+++ Data to process
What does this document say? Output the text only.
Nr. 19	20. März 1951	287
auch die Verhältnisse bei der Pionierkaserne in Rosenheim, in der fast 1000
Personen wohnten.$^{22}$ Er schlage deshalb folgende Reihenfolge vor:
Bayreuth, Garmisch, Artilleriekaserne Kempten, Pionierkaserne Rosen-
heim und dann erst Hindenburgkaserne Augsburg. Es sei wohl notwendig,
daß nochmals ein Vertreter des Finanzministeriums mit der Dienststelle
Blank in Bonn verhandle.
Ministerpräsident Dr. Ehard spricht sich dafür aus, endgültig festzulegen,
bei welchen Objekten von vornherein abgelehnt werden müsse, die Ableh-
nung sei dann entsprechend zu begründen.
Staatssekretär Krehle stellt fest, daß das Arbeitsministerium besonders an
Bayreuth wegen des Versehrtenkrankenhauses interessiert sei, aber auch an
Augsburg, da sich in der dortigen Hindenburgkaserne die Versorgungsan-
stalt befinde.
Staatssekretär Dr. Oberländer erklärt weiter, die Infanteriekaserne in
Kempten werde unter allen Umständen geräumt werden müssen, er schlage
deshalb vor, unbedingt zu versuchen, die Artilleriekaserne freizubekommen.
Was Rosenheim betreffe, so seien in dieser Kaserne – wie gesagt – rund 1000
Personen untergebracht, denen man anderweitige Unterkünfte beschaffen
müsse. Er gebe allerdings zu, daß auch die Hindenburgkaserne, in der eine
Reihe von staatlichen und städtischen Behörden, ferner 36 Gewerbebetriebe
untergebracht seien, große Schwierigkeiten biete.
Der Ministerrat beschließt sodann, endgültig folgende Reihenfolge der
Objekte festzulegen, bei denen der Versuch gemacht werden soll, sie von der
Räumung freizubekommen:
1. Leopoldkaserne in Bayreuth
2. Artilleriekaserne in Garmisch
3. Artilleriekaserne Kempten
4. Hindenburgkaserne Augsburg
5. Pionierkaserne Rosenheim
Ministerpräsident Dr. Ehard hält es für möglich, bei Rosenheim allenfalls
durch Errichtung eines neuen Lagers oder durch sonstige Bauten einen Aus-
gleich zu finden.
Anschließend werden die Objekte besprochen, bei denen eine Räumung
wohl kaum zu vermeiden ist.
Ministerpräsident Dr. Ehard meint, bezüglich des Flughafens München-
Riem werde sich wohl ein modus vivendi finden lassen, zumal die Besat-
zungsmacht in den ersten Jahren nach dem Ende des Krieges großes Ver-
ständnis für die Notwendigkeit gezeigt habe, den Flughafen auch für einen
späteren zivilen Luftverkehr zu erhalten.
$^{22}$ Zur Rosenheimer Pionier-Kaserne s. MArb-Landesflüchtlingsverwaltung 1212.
++++++
● **Requirements**
Go through the records above and retype each one exactly.

● **Correct answer**
What does this document say? Output the text only.
Nr. 19	20. März 1951	287
auch die Verhältnisse bei der Pionierkaserne in Rosenheim, in der fast 1000
Personen wohnten.$^{22}$ Er schlage deshalb folgende Reihenfolge vor:
Bayreuth, Garmisch, Artilleriekaserne Kempten, Pionierkaserne Rosen-
heim und dann erst Hindenburgkaserne Augsburg. Es sei wohl notwendig,
daß nochmals ein Vertreter des Finanzministeriums mit der Dienststelle
Blank in Bonn verhandle.
Ministerpräsident Dr. Ehard spricht sich dafür aus, endgültig festzulegen,
bei welchen Objekten von vornherein abgelehnt werden müsse, die Ableh-
nung sei dann entsprechend zu begründen.
Staatssekretär Krehle stellt fest, daß das Arbeitsministerium besonders an
Bayreuth wegen des Versehrtenkrankenhauses interessiert sei, aber auch an
Augsburg, da sich in der dortigen Hindenburgkaserne die Versorgungsan-
stalt befinde.
Staatssekretär Dr. Oberländer erklärt weiter, die Infanteriekaserne in
Kempten werde unter allen Umständen geräumt werden müssen, er schlage
deshalb vor, unbedingt zu versuchen, die Artilleriekaserne freizubekommen.
Was Rosenheim betreffe, so seien in dieser Kaserne – wie gesagt – rund 1000
Personen untergebracht, denen man anderweitige Unterkünfte beschaffen
müsse. Er gebe allerdings zu, daß auch die Hindenburgkaserne, in der eine
Reihe von staatlichen und städtischen Behörden, ferner 36 Gewerbebetriebe
untergebracht seien, große Schwierigkeiten biete.
Der Ministerrat beschließt sodann, endgültig folgende Reihenfolge der
Objekte festzulegen, bei denen der Versuch gemacht werden soll, sie von der
Räumung freizubekommen:
1. Leopoldkaserne in Bayreuth
2. Artilleriekaserne in Garmisch
3. Artilleriekaserne Kempten
4. Hindenburgkaserne Augsburg
5. Pionierkaserne Rosenheim
Ministerpräsident Dr. Ehard hält es für möglich, bei Rosenheim allenfalls
durch Errichtung eines neuen Lagers oder durch sonstige Bauten einen Aus-
gleich zu finden.
Anschließend werden die Objekte besprochen, bei denen eine Räumung
wohl kaum zu vermeiden ist.
Ministerpräsident Dr. Ehard meint, bezüglich des Flughafens München-
Riem werde sich wohl ein modus vivendi finden lassen, zumal die Besat-
zungsmacht in den ersten Jahren nach dem Ende des Krieges großes Ver-
ständnis für die Notwendigkeit gezeigt habe, den Flughafen auch für einen
späteren zivilen Luftverkehr zu erhalten.
$^{22}$ Zur Rosenheimer Pionier-Kaserne s. MArb-Landesflüchtlingsverwaltung 1212.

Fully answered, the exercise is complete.